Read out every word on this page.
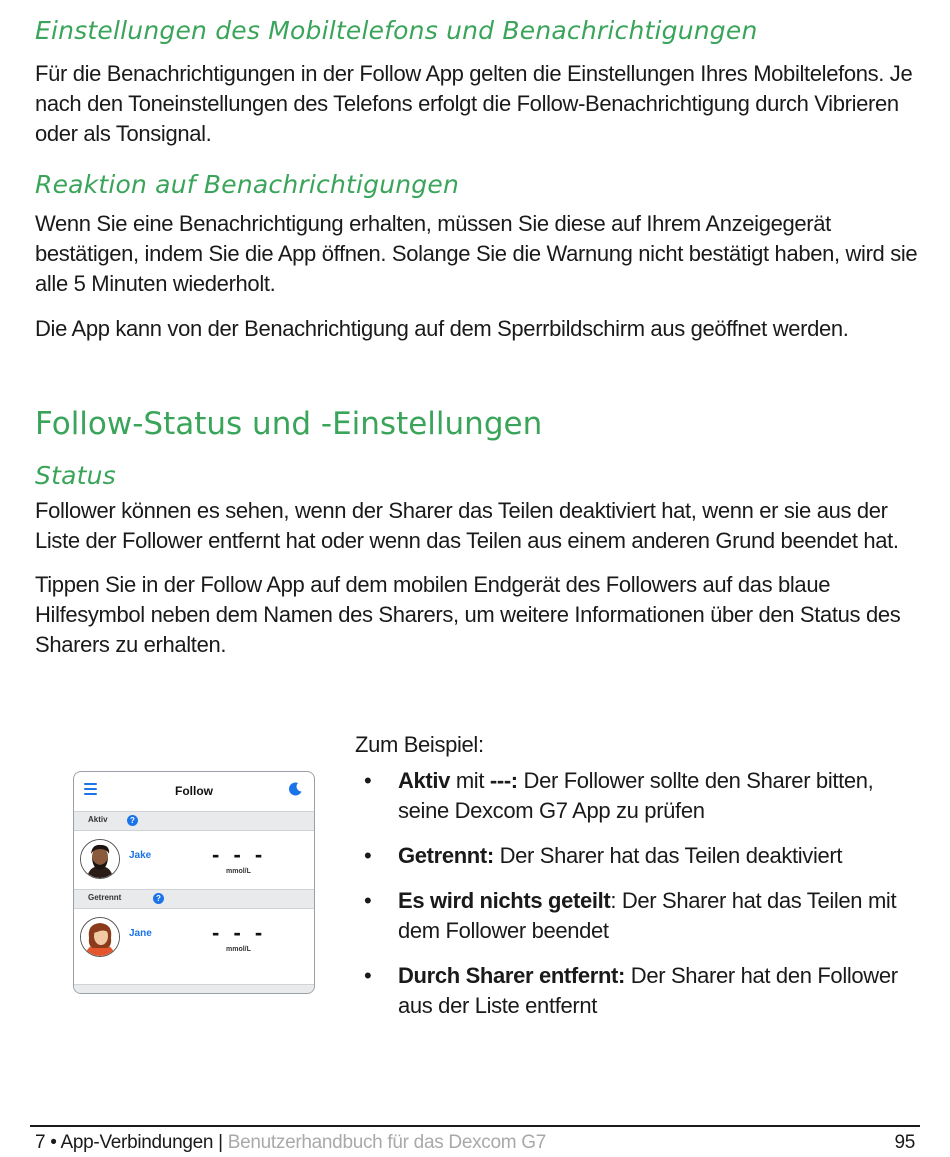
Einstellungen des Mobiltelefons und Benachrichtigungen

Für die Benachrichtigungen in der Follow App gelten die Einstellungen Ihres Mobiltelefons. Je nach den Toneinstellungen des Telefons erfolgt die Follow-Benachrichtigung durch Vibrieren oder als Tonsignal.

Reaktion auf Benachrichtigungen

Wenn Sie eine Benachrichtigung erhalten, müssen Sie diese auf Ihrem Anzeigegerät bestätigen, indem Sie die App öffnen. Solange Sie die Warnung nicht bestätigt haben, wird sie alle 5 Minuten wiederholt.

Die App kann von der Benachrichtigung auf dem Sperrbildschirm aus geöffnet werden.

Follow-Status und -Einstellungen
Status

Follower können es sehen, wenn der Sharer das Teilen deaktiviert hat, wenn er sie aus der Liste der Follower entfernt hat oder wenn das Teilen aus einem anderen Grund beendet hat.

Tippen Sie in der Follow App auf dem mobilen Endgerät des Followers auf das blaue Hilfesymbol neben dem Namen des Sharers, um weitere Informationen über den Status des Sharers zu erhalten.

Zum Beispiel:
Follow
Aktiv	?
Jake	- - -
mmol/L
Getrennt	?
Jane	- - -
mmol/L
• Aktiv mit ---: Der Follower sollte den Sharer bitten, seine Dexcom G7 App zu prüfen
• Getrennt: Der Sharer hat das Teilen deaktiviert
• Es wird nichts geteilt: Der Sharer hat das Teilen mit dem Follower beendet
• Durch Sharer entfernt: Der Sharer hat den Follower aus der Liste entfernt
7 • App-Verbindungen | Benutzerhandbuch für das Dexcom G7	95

**WHAT IS NEEDED**
Write out the whole listing exactly, and drop the pictures.

**RESULT FOR THIS EXERCISE**
Read out every word on this page.
Einstellungen des Mobiltelefons und Benachrichtigungen

Für die Benachrichtigungen in der Follow App gelten die Einstellungen Ihres Mobiltelefons. Je nach den Toneinstellungen des Telefons erfolgt die Follow-Benachrichtigung durch Vibrieren oder als Tonsignal.

Reaktion auf Benachrichtigungen

Wenn Sie eine Benachrichtigung erhalten, müssen Sie diese auf Ihrem Anzeigegerät bestätigen, indem Sie die App öffnen. Solange Sie die Warnung nicht bestätigt haben, wird sie alle 5 Minuten wiederholt.

Die App kann von der Benachrichtigung auf dem Sperrbildschirm aus geöffnet werden.

Follow-Status und -Einstellungen
Status

Follower können es sehen, wenn der Sharer das Teilen deaktiviert hat, wenn er sie aus der Liste der Follower entfernt hat oder wenn das Teilen aus einem anderen Grund beendet hat.

Tippen Sie in der Follow App auf dem mobilen Endgerät des Followers auf das blaue Hilfesymbol neben dem Namen des Sharers, um weitere Informationen über den Status des Sharers zu erhalten.

Zum Beispiel:
Follow
Aktiv	?
Jake	- - -
mmol/L
Getrennt	?
Jane	- - -
mmol/L
• Aktiv mit ---: Der Follower sollte den Sharer bitten, seine Dexcom G7 App zu prüfen
• Getrennt: Der Sharer hat das Teilen deaktiviert
• Es wird nichts geteilt: Der Sharer hat das Teilen mit dem Follower beendet
• Durch Sharer entfernt: Der Sharer hat den Follower aus der Liste entfernt
7 • App-Verbindungen | Benutzerhandbuch für das Dexcom G7	95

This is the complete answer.